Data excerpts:
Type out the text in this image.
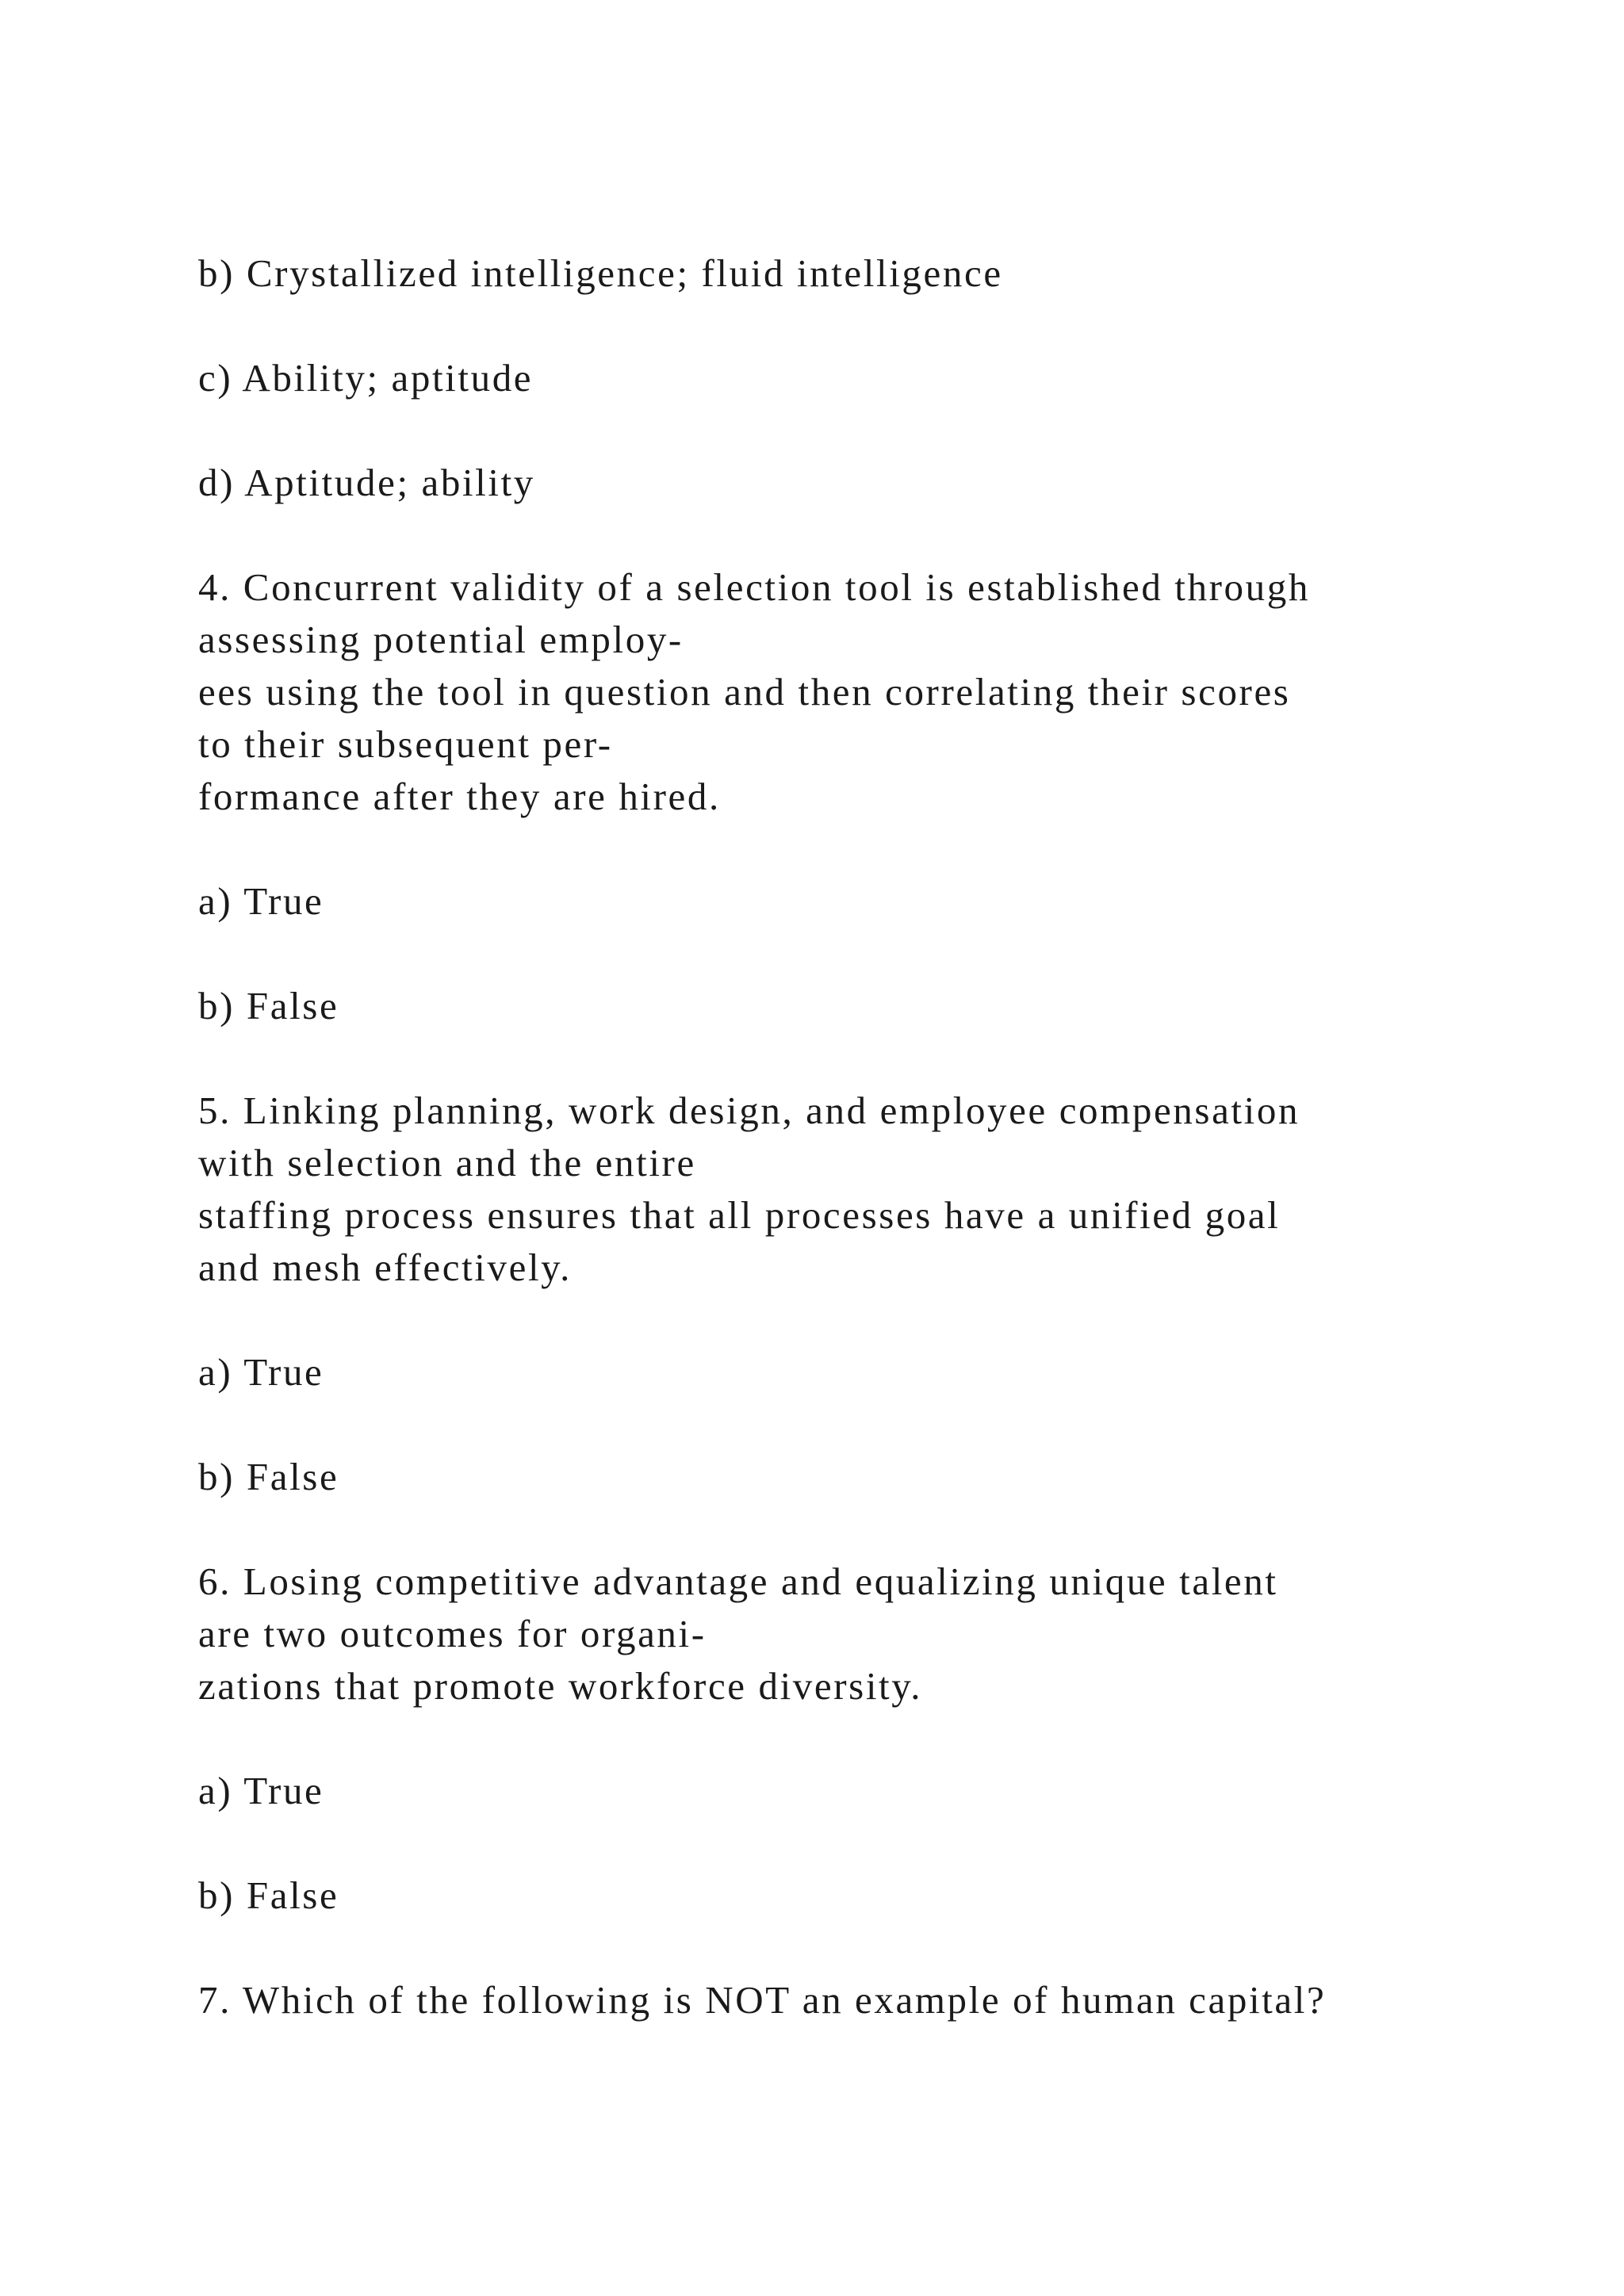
b) Crystallized intelligence; fluid intelligence

c) Ability; aptitude

d) Aptitude; ability

4. Concurrent validity of a selection tool is established through
assessing potential employ-
ees using the tool in question and then correlating their scores
to their subsequent per-
formance after they are hired.

a) True

b) False

5. Linking planning, work design, and employee compensation
with selection and the entire
staffing process ensures that all processes have a unified goal
and mesh effectively.

a) True

b) False

6. Losing competitive advantage and equalizing unique talent
are two outcomes for organi-
zations that promote workforce diversity.

a) True

b) False

7. Which of the following is NOT an example of human capital?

▶ _What the exercise asks_:
Reproduce each line exactly, please, except for any pictures.

▶ _Finished answer_:
Type out the text in this image.
b) Crystallized intelligence; fluid intelligence

c) Ability; aptitude

d) Aptitude; ability

4. Concurrent validity of a selection tool is established through
assessing potential employ-
ees using the tool in question and then correlating their scores
to their subsequent per-
formance after they are hired.

a) True

b) False

5. Linking planning, work design, and employee compensation
with selection and the entire
staffing process ensures that all processes have a unified goal
and mesh effectively.

a) True

b) False

6. Losing competitive advantage and equalizing unique talent
are two outcomes for organi-
zations that promote workforce diversity.

a) True

b) False

7. Which of the following is NOT an example of human capital?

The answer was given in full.